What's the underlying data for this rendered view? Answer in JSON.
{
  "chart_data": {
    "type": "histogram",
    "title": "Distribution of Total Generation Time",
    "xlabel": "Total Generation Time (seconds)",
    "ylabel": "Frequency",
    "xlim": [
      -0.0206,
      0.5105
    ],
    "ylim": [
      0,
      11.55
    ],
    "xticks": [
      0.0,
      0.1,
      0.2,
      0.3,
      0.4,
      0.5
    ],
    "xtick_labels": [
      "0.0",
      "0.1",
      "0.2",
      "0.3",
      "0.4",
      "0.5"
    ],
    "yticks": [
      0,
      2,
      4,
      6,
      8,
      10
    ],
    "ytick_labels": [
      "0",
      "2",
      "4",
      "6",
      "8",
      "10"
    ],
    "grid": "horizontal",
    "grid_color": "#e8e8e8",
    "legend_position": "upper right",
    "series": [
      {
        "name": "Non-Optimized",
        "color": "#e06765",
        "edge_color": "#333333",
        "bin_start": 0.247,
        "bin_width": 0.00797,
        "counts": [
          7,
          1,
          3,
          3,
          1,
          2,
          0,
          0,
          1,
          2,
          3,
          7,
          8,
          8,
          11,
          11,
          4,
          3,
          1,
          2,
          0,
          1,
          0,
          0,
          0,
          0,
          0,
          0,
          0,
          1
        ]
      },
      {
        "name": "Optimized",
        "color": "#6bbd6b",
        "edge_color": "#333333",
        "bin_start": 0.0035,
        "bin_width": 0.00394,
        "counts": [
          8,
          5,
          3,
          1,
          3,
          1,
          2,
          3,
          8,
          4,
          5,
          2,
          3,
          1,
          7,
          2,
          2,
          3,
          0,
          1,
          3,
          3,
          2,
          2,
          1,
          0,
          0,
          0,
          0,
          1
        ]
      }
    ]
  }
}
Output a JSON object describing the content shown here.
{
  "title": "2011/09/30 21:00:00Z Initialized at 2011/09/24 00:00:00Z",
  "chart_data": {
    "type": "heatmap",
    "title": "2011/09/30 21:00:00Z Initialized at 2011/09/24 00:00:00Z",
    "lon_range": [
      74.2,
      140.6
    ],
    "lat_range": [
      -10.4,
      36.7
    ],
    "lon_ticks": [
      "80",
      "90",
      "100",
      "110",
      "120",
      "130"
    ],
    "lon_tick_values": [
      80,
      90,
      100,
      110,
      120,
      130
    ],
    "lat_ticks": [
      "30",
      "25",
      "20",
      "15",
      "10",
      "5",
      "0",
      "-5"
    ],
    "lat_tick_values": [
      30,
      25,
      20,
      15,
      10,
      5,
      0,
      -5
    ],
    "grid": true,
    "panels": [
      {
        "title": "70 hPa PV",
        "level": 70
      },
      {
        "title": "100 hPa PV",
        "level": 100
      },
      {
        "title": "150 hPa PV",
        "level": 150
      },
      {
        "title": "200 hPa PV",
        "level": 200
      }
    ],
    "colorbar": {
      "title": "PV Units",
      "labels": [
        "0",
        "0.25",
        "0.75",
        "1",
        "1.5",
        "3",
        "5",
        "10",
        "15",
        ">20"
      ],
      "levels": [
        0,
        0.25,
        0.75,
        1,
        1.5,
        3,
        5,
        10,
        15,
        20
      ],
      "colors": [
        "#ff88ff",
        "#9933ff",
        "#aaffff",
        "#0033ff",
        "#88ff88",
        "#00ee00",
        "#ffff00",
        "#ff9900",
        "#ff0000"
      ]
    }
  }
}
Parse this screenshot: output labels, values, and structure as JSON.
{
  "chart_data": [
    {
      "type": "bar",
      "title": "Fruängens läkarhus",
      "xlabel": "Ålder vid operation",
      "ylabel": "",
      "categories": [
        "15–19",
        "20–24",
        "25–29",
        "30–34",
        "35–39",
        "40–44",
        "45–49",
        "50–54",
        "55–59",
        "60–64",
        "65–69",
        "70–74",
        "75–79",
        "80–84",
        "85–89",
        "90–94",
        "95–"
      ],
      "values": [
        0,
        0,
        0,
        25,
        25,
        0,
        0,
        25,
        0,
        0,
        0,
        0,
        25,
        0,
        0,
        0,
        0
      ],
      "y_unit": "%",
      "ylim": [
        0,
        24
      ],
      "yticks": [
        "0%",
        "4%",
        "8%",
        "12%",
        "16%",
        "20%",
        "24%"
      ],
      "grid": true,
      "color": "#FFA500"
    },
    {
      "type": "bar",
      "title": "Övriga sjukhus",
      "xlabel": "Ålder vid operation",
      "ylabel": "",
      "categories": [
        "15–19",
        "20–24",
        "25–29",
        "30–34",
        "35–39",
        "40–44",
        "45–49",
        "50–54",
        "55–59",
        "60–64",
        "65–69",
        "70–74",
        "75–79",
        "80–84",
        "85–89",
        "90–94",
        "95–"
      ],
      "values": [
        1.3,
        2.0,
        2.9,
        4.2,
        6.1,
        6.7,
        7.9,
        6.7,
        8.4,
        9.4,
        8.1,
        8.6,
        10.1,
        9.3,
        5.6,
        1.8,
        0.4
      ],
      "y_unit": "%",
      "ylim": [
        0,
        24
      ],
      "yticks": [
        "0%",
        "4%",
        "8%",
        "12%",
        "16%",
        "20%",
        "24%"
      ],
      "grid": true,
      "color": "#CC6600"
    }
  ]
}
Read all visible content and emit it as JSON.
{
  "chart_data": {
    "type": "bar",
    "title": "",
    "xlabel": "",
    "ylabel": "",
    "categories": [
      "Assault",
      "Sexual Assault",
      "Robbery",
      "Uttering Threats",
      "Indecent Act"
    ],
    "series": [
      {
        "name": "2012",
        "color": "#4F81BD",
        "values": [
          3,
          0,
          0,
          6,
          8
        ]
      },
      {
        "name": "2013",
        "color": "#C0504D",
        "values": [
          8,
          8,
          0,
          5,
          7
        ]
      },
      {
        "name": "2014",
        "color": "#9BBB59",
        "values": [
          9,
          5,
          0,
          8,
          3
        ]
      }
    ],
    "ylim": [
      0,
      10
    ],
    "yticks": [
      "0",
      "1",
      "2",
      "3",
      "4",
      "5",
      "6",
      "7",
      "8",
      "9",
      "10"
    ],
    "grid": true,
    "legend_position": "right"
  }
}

* [Task] Copy all of the data exactly.

* [The response]
What's the underlying data for this rendered view? Answer in JSON.
{
  "chart_data": {
    "type": "histogram",
    "title": "Distribution of Total Generation Time",
    "xlabel": "Total Generation Time (seconds)",
    "ylabel": "Frequency",
    "xlim": [
      -0.0206,
      0.5105
    ],
    "ylim": [
      0,
      11.55
    ],
    "xticks": [
      0.0,
      0.1,
      0.2,
      0.3,
      0.4,
      0.5
    ],
    "xtick_labels": [
      "0.0",
      "0.1",
      "0.2",
      "0.3",
      "0.4",
      "0.5"
    ],
    "yticks": [
      0,
      2,
      4,
      6,
      8,
      10
    ],
    "ytick_labels": [
      "0",
      "2",
      "4",
      "6",
      "8",
      "10"
    ],
    "grid": "horizontal",
    "grid_color": "#e8e8e8",
    "legend_position": "upper right",
    "series": [
      {
        "name": "Non-Optimized",
        "color": "#e06765",
        "edge_color": "#333333",
        "bin_start": 0.247,
        "bin_width": 0.00797,
        "counts": [
          7,
          1,
          3,
          3,
          1,
          2,
          0,
          0,
          1,
          2,
          3,
          7,
          8,
          8,
          11,
          11,
          4,
          3,
          1,
          2,
          0,
          1,
          0,
          0,
          0,
          0,
          0,
          0,
          0,
          1
        ]
      },
      {
        "name": "Optimized",
        "color": "#6bbd6b",
        "edge_color": "#333333",
        "bin_start": 0.0035,
        "bin_width": 0.00394,
        "counts": [
          8,
          5,
          3,
          1,
          3,
          1,
          2,
          3,
          8,
          4,
          5,
          2,
          3,
          1,
          7,
          2,
          2,
          3,
          0,
          1,
          3,
          3,
          2,
          2,
          1,
          0,
          0,
          0,
          0,
          1
        ]
      }
    ]
  }
}
Output a JSON object describing the content shown here.
{
  "title": "2011/09/30 21:00:00Z Initialized at 2011/09/24 00:00:00Z",
  "chart_data": {
    "type": "heatmap",
    "title": "2011/09/30 21:00:00Z Initialized at 2011/09/24 00:00:00Z",
    "lon_range": [
      74.2,
      140.6
    ],
    "lat_range": [
      -10.4,
      36.7
    ],
    "lon_ticks": [
      "80",
      "90",
      "100",
      "110",
      "120",
      "130"
    ],
    "lon_tick_values": [
      80,
      90,
      100,
      110,
      120,
      130
    ],
    "lat_ticks": [
      "30",
      "25",
      "20",
      "15",
      "10",
      "5",
      "0",
      "-5"
    ],
    "lat_tick_values": [
      30,
      25,
      20,
      15,
      10,
      5,
      0,
      -5
    ],
    "grid": true,
    "panels": [
      {
        "title": "70 hPa PV",
        "level": 70
      },
      {
        "title": "100 hPa PV",
        "level": 100
      },
      {
        "title": "150 hPa PV",
        "level": 150
      },
      {
        "title": "200 hPa PV",
        "level": 200
      }
    ],
    "colorbar": {
      "title": "PV Units",
      "labels": [
        "0",
        "0.25",
        "0.75",
        "1",
        "1.5",
        "3",
        "5",
        "10",
        "15",
        ">20"
      ],
      "levels": [
        0,
        0.25,
        0.75,
        1,
        1.5,
        3,
        5,
        10,
        15,
        20
      ],
      "colors": [
        "#ff88ff",
        "#9933ff",
        "#aaffff",
        "#0033ff",
        "#88ff88",
        "#00ee00",
        "#ffff00",
        "#ff9900",
        "#ff0000"
      ]
    }
  }
}
Parse this screenshot: output labels, values, and structure as JSON.
{
  "chart_data": [
    {
      "type": "bar",
      "title": "Fruängens läkarhus",
      "xlabel": "Ålder vid operation",
      "ylabel": "",
      "categories": [
        "15–19",
        "20–24",
        "25–29",
        "30–34",
        "35–39",
        "40–44",
        "45–49",
        "50–54",
        "55–59",
        "60–64",
        "65–69",
        "70–74",
        "75–79",
        "80–84",
        "85–89",
        "90–94",
        "95–"
      ],
      "values": [
        0,
        0,
        0,
        25,
        25,
        0,
        0,
        25,
        0,
        0,
        0,
        0,
        25,
        0,
        0,
        0,
        0
      ],
      "y_unit": "%",
      "ylim": [
        0,
        24
      ],
      "yticks": [
        "0%",
        "4%",
        "8%",
        "12%",
        "16%",
        "20%",
        "24%"
      ],
      "grid": true,
      "color": "#FFA500"
    },
    {
      "type": "bar",
      "title": "Övriga sjukhus",
      "xlabel": "Ålder vid operation",
      "ylabel": "",
      "categories": [
        "15–19",
        "20–24",
        "25–29",
        "30–34",
        "35–39",
        "40–44",
        "45–49",
        "50–54",
        "55–59",
        "60–64",
        "65–69",
        "70–74",
        "75–79",
        "80–84",
        "85–89",
        "90–94",
        "95–"
      ],
      "values": [
        1.3,
        2.0,
        2.9,
        4.2,
        6.1,
        6.7,
        7.9,
        6.7,
        8.4,
        9.4,
        8.1,
        8.6,
        10.1,
        9.3,
        5.6,
        1.8,
        0.4
      ],
      "y_unit": "%",
      "ylim": [
        0,
        24
      ],
      "yticks": [
        "0%",
        "4%",
        "8%",
        "12%",
        "16%",
        "20%",
        "24%"
      ],
      "grid": true,
      "color": "#CC6600"
    }
  ]
}
Read all visible content and emit it as JSON.
{
  "chart_data": {
    "type": "bar",
    "title": "",
    "xlabel": "",
    "ylabel": "",
    "categories": [
      "Assault",
      "Sexual Assault",
      "Robbery",
      "Uttering Threats",
      "Indecent Act"
    ],
    "series": [
      {
        "name": "2012",
        "color": "#4F81BD",
        "values": [
          3,
          0,
          0,
          6,
          8
        ]
      },
      {
        "name": "2013",
        "color": "#C0504D",
        "values": [
          8,
          8,
          0,
          5,
          7
        ]
      },
      {
        "name": "2014",
        "color": "#9BBB59",
        "values": [
          9,
          5,
          0,
          8,
          3
        ]
      }
    ],
    "ylim": [
      0,
      10
    ],
    "yticks": [
      "0",
      "1",
      "2",
      "3",
      "4",
      "5",
      "6",
      "7",
      "8",
      "9",
      "10"
    ],
    "grid": true,
    "legend_position": "right"
  }
}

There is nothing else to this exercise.